## GIVEN EXERCISE
Write out every record below exactly as it appears.

## DATA RECORDS
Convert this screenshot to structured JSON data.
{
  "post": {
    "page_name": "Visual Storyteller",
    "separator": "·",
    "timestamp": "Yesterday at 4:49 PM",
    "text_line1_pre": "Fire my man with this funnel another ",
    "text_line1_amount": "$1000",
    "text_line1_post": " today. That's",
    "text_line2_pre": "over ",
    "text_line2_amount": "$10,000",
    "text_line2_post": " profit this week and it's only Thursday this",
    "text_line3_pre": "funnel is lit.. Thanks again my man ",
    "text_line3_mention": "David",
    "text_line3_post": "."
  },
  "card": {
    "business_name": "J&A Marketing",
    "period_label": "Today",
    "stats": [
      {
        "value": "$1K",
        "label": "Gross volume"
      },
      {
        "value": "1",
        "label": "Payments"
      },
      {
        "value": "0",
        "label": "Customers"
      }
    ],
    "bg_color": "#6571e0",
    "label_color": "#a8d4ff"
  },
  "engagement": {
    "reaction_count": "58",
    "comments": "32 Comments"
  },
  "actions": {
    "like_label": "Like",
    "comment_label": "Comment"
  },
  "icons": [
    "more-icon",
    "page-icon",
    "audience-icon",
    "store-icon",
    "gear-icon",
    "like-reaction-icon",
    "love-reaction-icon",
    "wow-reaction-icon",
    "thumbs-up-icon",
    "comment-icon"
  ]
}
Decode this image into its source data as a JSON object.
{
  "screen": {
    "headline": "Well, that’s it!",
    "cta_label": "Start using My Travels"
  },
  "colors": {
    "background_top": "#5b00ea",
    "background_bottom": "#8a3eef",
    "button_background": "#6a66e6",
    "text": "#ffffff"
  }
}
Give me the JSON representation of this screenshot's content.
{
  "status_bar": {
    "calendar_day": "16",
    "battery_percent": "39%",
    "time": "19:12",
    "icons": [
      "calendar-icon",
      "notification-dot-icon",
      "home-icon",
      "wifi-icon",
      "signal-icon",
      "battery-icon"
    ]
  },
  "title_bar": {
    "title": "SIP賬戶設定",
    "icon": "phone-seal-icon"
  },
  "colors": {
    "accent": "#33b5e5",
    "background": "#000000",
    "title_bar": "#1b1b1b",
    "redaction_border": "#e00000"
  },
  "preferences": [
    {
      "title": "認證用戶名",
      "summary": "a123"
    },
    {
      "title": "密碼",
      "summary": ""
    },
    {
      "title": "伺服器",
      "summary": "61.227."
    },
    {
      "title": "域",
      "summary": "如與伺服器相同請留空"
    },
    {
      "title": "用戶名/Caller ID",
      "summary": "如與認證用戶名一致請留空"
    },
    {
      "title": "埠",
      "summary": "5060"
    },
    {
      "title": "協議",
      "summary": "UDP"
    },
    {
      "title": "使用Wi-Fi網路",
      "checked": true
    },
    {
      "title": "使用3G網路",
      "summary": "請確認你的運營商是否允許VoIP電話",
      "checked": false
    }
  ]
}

## COMPLETED EXERCISE
Convert this screenshot to structured JSON data.
{
  "post": {
    "page_name": "Visual Storyteller",
    "separator": "·",
    "timestamp": "Yesterday at 4:49 PM",
    "text_line1_pre": "Fire my man with this funnel another ",
    "text_line1_amount": "$1000",
    "text_line1_post": " today. That's",
    "text_line2_pre": "over ",
    "text_line2_amount": "$10,000",
    "text_line2_post": " profit this week and it's only Thursday this",
    "text_line3_pre": "funnel is lit.. Thanks again my man ",
    "text_line3_mention": "David",
    "text_line3_post": "."
  },
  "card": {
    "business_name": "J&A Marketing",
    "period_label": "Today",
    "stats": [
      {
        "value": "$1K",
        "label": "Gross volume"
      },
      {
        "value": "1",
        "label": "Payments"
      },
      {
        "value": "0",
        "label": "Customers"
      }
    ],
    "bg_color": "#6571e0",
    "label_color": "#a8d4ff"
  },
  "engagement": {
    "reaction_count": "58",
    "comments": "32 Comments"
  },
  "actions": {
    "like_label": "Like",
    "comment_label": "Comment"
  },
  "icons": [
    "more-icon",
    "page-icon",
    "audience-icon",
    "store-icon",
    "gear-icon",
    "like-reaction-icon",
    "love-reaction-icon",
    "wow-reaction-icon",
    "thumbs-up-icon",
    "comment-icon"
  ]
}
Decode this image into its source data as a JSON object.
{
  "screen": {
    "headline": "Well, that’s it!",
    "cta_label": "Start using My Travels"
  },
  "colors": {
    "background_top": "#5b00ea",
    "background_bottom": "#8a3eef",
    "button_background": "#6a66e6",
    "text": "#ffffff"
  }
}
Give me the JSON representation of this screenshot's content.
{
  "status_bar": {
    "calendar_day": "16",
    "battery_percent": "39%",
    "time": "19:12",
    "icons": [
      "calendar-icon",
      "notification-dot-icon",
      "home-icon",
      "wifi-icon",
      "signal-icon",
      "battery-icon"
    ]
  },
  "title_bar": {
    "title": "SIP賬戶設定",
    "icon": "phone-seal-icon"
  },
  "colors": {
    "accent": "#33b5e5",
    "background": "#000000",
    "title_bar": "#1b1b1b",
    "redaction_border": "#e00000"
  },
  "preferences": [
    {
      "title": "認證用戶名",
      "summary": "a123"
    },
    {
      "title": "密碼",
      "summary": ""
    },
    {
      "title": "伺服器",
      "summary": "61.227."
    },
    {
      "title": "域",
      "summary": "如與伺服器相同請留空"
    },
    {
      "title": "用戶名/Caller ID",
      "summary": "如與認證用戶名一致請留空"
    },
    {
      "title": "埠",
      "summary": "5060"
    },
    {
      "title": "協議",
      "summary": "UDP"
    },
    {
      "title": "使用Wi-Fi網路",
      "checked": true
    },
    {
      "title": "使用3G網路",
      "summary": "請確認你的運營商是否允許VoIP電話",
      "checked": false
    }
  ]
}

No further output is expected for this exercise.